This module provides classes and functions to facilitate working with geographical data.

class Region[source]

Region(name:str, bbox:list, pixel_size:float)

Defines a geographical region with a name, a bounding box and the pixel size

Region.width[source]

Width of the region

Region.height[source]

Height of the region

Region.transform[source]

Rasterio Affine transform of the region

Region.shape[source]

Shape of the region (height, width)

Region.coords[source]

Region.coords(offset='ul')

Computes longitude and latitude arrays given a shape and a rasterio Affine transform

Region.export[source]

Region.export(file)

Exports region information to json file

Region.load[source]

Region.load(file)

Loads region information from json file

These are the 5 regions used in the article:

//R_CA.json
{"name": "CA", "bbox": [-125, 32, -113, 43], "pixel_size": 0.01}
//R_PT.json
{"name": "PT", "bbox": [-10, 36, -6, 44], "pixel_size": 0.01}
//R_BR.json
{"name": "BR", "bbox": [-58, -20, -44, -5], "pixel_size": 0.01}
//R_MZ.json
{"name": "MZ", "bbox": [30, -27, 41, -10], "pixel_size": 0.01}
//R_AU.json
{"name": "AU", "bbox": [113, -27, 154, -10], "pixel_size": 0.01}

Examples:

r = Region(name='PI', bbox=[-10, 36, 5, 44], pixel_size=0.01)
r
name: PI
bbox: BoundingBox(left=-10, bottom=36, right=5, top=44)

- _STUDY QUESTIONS_:
**A)** For each statement about the geographical data module documentation, answer yes or no and quote the words that decide it: (i) Region.export writes region information to a JSON file; (ii) the article used four regions; (iii) Region.shape gives the shape as (width, height).
**B)** Continue the geographical data module documentation from its last line.
The lines that come after this are not needed.

- _PROVIDED RECORDS_:
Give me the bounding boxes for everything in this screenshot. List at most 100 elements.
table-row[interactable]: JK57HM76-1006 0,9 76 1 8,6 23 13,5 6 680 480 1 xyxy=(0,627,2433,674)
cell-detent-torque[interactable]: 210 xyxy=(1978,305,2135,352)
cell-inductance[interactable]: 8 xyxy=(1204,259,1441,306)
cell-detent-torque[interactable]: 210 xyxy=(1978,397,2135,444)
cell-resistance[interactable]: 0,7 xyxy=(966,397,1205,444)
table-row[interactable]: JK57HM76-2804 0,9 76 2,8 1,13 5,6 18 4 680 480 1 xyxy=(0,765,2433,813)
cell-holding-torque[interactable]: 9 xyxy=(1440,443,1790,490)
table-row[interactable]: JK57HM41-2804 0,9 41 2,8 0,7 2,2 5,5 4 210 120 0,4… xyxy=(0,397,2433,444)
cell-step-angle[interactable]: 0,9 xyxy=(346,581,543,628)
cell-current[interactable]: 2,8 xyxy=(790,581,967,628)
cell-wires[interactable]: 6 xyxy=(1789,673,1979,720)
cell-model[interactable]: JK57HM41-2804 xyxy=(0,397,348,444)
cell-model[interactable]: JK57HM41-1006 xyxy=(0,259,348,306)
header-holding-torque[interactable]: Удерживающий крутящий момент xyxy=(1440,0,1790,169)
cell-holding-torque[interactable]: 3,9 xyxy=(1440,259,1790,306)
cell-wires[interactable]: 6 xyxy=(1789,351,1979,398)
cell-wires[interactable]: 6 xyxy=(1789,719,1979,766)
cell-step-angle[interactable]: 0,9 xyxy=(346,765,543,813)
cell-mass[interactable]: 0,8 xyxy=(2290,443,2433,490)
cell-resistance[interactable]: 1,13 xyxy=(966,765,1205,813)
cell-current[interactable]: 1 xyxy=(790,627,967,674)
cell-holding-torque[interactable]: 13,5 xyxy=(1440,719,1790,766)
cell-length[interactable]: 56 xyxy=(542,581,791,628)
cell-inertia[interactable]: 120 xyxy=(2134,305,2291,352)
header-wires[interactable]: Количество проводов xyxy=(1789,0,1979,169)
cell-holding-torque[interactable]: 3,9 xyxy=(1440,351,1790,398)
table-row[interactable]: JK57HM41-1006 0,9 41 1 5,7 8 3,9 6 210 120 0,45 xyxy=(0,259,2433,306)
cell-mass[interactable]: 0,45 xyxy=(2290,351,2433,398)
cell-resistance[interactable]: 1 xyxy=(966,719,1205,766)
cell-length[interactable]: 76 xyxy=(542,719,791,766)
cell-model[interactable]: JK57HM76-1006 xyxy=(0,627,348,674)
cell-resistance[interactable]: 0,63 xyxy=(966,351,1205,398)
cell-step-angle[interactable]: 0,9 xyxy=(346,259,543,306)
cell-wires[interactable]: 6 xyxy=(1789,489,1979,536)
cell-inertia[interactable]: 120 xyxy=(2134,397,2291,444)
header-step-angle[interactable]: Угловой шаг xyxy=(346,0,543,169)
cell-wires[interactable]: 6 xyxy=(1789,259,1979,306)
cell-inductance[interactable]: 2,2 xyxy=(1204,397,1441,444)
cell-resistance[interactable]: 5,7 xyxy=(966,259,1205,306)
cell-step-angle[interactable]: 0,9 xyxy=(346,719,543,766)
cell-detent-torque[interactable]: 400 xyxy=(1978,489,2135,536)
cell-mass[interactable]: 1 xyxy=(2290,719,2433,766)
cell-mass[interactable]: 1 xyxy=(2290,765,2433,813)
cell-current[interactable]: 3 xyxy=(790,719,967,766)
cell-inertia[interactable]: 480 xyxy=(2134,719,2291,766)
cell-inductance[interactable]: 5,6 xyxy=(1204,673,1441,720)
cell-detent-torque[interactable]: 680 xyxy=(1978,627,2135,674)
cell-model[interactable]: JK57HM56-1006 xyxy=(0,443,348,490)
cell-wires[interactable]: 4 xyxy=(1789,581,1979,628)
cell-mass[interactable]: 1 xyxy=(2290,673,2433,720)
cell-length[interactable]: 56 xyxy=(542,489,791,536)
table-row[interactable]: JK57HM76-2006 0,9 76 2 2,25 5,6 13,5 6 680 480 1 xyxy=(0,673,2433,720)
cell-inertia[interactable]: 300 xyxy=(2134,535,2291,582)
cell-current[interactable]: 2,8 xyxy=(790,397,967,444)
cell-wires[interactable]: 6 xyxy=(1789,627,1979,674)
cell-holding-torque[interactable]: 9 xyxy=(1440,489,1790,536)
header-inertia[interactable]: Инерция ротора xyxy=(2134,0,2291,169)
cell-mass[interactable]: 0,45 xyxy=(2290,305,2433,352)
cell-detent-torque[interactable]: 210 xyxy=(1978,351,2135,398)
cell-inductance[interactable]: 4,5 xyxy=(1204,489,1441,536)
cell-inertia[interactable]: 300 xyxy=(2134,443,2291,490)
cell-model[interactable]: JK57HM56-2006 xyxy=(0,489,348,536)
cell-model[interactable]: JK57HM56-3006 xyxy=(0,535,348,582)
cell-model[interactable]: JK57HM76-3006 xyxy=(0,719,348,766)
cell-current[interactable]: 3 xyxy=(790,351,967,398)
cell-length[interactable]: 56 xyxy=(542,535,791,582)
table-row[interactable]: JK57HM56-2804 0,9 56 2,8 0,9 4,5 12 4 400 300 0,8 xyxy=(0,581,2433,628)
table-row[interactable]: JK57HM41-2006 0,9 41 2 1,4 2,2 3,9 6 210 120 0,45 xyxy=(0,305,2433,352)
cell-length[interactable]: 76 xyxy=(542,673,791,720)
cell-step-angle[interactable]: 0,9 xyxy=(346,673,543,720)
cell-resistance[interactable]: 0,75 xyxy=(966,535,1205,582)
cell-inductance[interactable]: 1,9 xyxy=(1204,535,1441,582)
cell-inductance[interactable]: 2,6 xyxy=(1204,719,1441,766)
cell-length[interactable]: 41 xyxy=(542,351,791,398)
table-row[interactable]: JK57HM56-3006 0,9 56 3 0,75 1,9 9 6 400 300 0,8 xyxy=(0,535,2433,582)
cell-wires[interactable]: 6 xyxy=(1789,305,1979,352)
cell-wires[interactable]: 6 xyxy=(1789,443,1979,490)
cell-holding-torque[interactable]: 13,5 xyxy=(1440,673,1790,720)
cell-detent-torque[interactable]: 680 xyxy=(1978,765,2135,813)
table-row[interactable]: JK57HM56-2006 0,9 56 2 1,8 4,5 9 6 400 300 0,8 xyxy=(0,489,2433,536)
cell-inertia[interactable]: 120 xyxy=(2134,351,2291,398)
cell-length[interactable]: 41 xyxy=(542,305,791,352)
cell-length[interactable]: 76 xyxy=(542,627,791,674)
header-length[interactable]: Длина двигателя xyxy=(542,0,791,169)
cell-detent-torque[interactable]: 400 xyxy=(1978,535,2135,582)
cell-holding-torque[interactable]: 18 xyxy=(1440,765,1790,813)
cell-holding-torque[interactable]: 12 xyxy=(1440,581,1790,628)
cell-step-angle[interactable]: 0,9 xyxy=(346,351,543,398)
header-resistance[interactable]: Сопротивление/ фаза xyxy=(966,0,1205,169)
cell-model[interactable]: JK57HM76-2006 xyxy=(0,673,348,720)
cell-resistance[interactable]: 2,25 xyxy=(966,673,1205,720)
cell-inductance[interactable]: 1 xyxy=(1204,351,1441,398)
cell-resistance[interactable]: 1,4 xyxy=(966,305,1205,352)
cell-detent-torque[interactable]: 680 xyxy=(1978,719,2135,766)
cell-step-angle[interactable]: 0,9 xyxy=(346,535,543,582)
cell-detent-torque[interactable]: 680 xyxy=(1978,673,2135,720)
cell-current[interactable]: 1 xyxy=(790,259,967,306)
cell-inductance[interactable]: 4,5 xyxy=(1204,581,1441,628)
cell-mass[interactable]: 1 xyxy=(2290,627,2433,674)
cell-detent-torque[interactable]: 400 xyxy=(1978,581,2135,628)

- _ANSWERS IN ORDER_:
**A)**
(i) Yes: "Exports region information to json file"
(ii) No: "These are the 5 regions used in the article:"
(iii) No: "Shape of the region (height, width)"

**B)**
pixel_size: 0.01
r.shape
(800, 1500)
test_eq(r.shape, (800, 1500))
r.transform
Affine(0.01, 0.0, -10.0,
       0.0, -0.01, 44.0)
test_eq(r.transform, rasterio.Affine(0.01, 0.0, -10.0, 0.0, -0.01, 44.0))
lon, lat = r.coords()
lon
array([-10.  ,  -9.99,  -9.98, ...,   4.97,   4.98,   4.99])

Geo functions

open_shp[source]

open_shp(file)

Read shapefile

open_tif[source]

open_tif(file)

Read tiff

bounds_from_shapefile[source]

bounds_from_shapefile(shapefile)

Computes bounding box for shapefile

size_from_bounds[source]

size_from_bounds(bounds, resolution)

Computes width and height from bounds for a given pixel resolution

size_resolution_assert[source]

size_resolution_assert(size, resolution)

rasterize[source]

rasterize(x, value_key=None, region=None, merge_alg='replace')

Rasterize shapefile

downsample[source]

downsample(x, src_tfm=None, dst_tfm=None, dst_shape=None, src_crs={'init': 'EPSG:4326'}, dst_crs={'init': 'EPSG:4326'}, resampling='average')

Donwsample a numpy array x

is_intersection[source]

is_intersection(gdf1, gdf2)

Find the intersection between two geo pandas dataframes

polygon_from_bounds[source]

polygon_from_bounds(bounds, to_GeoDataFrame=False, crs={'init': 'EPSG:4326'})

Create a polygon object from bounds

crop[source]

crop(x, bounds=None, shape=None, crop=True)

Crop rasterio dataset for a region defined by bounds. x is a dataset or a list of datasets (rasterio.open). If list then merge with bounds is used. else mask is used to crop given bounds or any given shape.

bounds_from_coords[source]

bounds_from_coords(lon, lat)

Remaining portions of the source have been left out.